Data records

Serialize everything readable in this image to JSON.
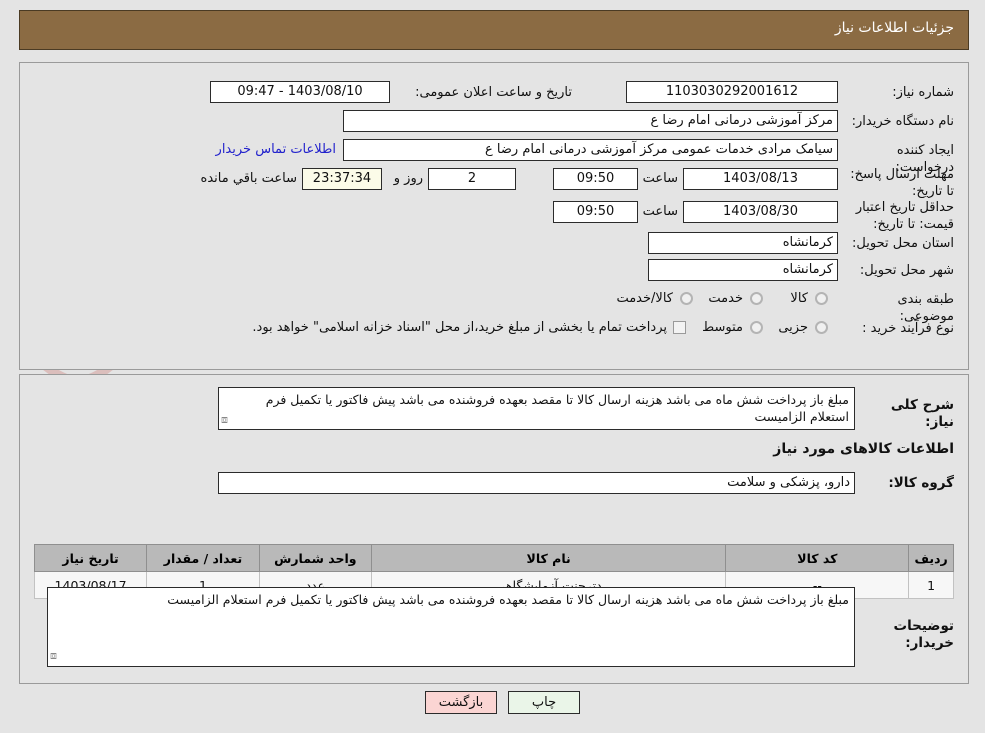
{
  "header": {
    "title": "جزئیات اطلاعات نیاز"
  },
  "form": {
    "need_number_label": "شماره نیاز:",
    "need_number_value": "1103030292001612",
    "announce_label": "تاریخ و ساعت اعلان عمومی:",
    "announce_value": "1403/08/10 - 09:47",
    "buyer_org_label": "نام دستگاه خریدار:",
    "buyer_org_value": "مرکز آموزشی  درمانی امام رضا  ع",
    "requester_label": "ایجاد کننده درخواست:",
    "requester_value": "سیامک مرادی خدمات عمومی مرکز آموزشی  درمانی امام رضا  ع",
    "contact_link": "اطلاعات تماس خریدار",
    "deadline_label": "مهلت ارسال پاسخ: تا تاریخ:",
    "deadline_date": "1403/08/13",
    "hour_label": "ساعت",
    "deadline_time": "09:50",
    "days_remaining": "2",
    "days_word": "روز و",
    "time_remaining": "23:37:34",
    "remaining_word": "ساعت باقي مانده",
    "price_validity_label": "حداقل تاریخ اعتبار قیمت: تا تاریخ:",
    "price_validity_date": "1403/08/30",
    "price_validity_time": "09:50",
    "province_label": "استان محل تحویل:",
    "province_value": "کرمانشاه",
    "city_label": "شهر محل تحویل:",
    "city_value": "کرمانشاه",
    "classification_label": "طبقه بندی موضوعی:",
    "classification_options": [
      "کالا",
      "خدمت",
      "کالا/خدمت"
    ],
    "purchase_type_label": "نوع فرآیند خرید :",
    "purchase_type_options": [
      "جزیی",
      "متوسط"
    ],
    "treasury_checkbox_label": "پرداخت تمام یا بخشی از مبلغ خرید،از محل \"اسناد خزانه اسلامی\" خواهد بود."
  },
  "description": {
    "label": "شرح کلی نیاز:",
    "value": "مبلغ باز پرداخت شش ماه می باشد هزینه ارسال کالا تا مقصد بعهده فروشنده می باشد پیش فاکتور یا تکمیل فرم استعلام الزامیست"
  },
  "goods_section": {
    "title": "اطلاعات کالاهای مورد نیاز",
    "group_label": "گروه کالا:",
    "group_value": "دارو، پزشکی و سلامت",
    "columns": [
      "ردیف",
      "کد کالا",
      "نام کالا",
      "واحد شمارش",
      "تعداد / مقدار",
      "تاریخ نیاز"
    ],
    "rows": [
      {
        "row": "1",
        "code": "--",
        "name": "دترجنت آزمایشگاهی",
        "unit": "عدد",
        "quantity": "1",
        "need_date": "1403/08/17"
      }
    ]
  },
  "buyer_notes": {
    "label": "توضیحات خریدار:",
    "value": "مبلغ باز پرداخت شش ماه می باشد هزینه ارسال کالا تا مقصد بعهده فروشنده می باشد پیش فاکتور یا تکمیل فرم استعلام الزامیست"
  },
  "buttons": {
    "print": "چاپ",
    "back": "بازگشت"
  },
  "watermark": {
    "text": "AriaTender.net"
  },
  "colors": {
    "header_bar": "#8b6b43",
    "page_bg": "#e4e4e4",
    "link": "#2222cc",
    "print_btn": "#eaf5e8",
    "back_btn": "#fbd5d3",
    "table_header": "#b9b9b9"
  }
}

Aim of the task: Each record above is to be restated exactly, with its pictures removed from the copy.

Solved exercise:
Serialize everything readable in this image to JSON.
{
  "header": {
    "title": "جزئیات اطلاعات نیاز"
  },
  "form": {
    "need_number_label": "شماره نیاز:",
    "need_number_value": "1103030292001612",
    "announce_label": "تاریخ و ساعت اعلان عمومی:",
    "announce_value": "1403/08/10 - 09:47",
    "buyer_org_label": "نام دستگاه خریدار:",
    "buyer_org_value": "مرکز آموزشی  درمانی امام رضا  ع",
    "requester_label": "ایجاد کننده درخواست:",
    "requester_value": "سیامک مرادی خدمات عمومی مرکز آموزشی  درمانی امام رضا  ع",
    "contact_link": "اطلاعات تماس خریدار",
    "deadline_label": "مهلت ارسال پاسخ: تا تاریخ:",
    "deadline_date": "1403/08/13",
    "hour_label": "ساعت",
    "deadline_time": "09:50",
    "days_remaining": "2",
    "days_word": "روز و",
    "time_remaining": "23:37:34",
    "remaining_word": "ساعت باقي مانده",
    "price_validity_label": "حداقل تاریخ اعتبار قیمت: تا تاریخ:",
    "price_validity_date": "1403/08/30",
    "price_validity_time": "09:50",
    "province_label": "استان محل تحویل:",
    "province_value": "کرمانشاه",
    "city_label": "شهر محل تحویل:",
    "city_value": "کرمانشاه",
    "classification_label": "طبقه بندی موضوعی:",
    "classification_options": [
      "کالا",
      "خدمت",
      "کالا/خدمت"
    ],
    "purchase_type_label": "نوع فرآیند خرید :",
    "purchase_type_options": [
      "جزیی",
      "متوسط"
    ],
    "treasury_checkbox_label": "پرداخت تمام یا بخشی از مبلغ خرید،از محل \"اسناد خزانه اسلامی\" خواهد بود."
  },
  "description": {
    "label": "شرح کلی نیاز:",
    "value": "مبلغ باز پرداخت شش ماه می باشد هزینه ارسال کالا تا مقصد بعهده فروشنده می باشد پیش فاکتور یا تکمیل فرم استعلام الزامیست"
  },
  "goods_section": {
    "title": "اطلاعات کالاهای مورد نیاز",
    "group_label": "گروه کالا:",
    "group_value": "دارو، پزشکی و سلامت",
    "columns": [
      "ردیف",
      "کد کالا",
      "نام کالا",
      "واحد شمارش",
      "تعداد / مقدار",
      "تاریخ نیاز"
    ],
    "rows": [
      {
        "row": "1",
        "code": "--",
        "name": "دترجنت آزمایشگاهی",
        "unit": "عدد",
        "quantity": "1",
        "need_date": "1403/08/17"
      }
    ]
  },
  "buyer_notes": {
    "label": "توضیحات خریدار:",
    "value": "مبلغ باز پرداخت شش ماه می باشد هزینه ارسال کالا تا مقصد بعهده فروشنده می باشد پیش فاکتور یا تکمیل فرم استعلام الزامیست"
  },
  "buttons": {
    "print": "چاپ",
    "back": "بازگشت"
  },
  "watermark": {
    "text": "AriaTender.net"
  },
  "colors": {
    "header_bar": "#8b6b43",
    "page_bg": "#e4e4e4",
    "link": "#2222cc",
    "print_btn": "#eaf5e8",
    "back_btn": "#fbd5d3",
    "table_header": "#b9b9b9"
  }
}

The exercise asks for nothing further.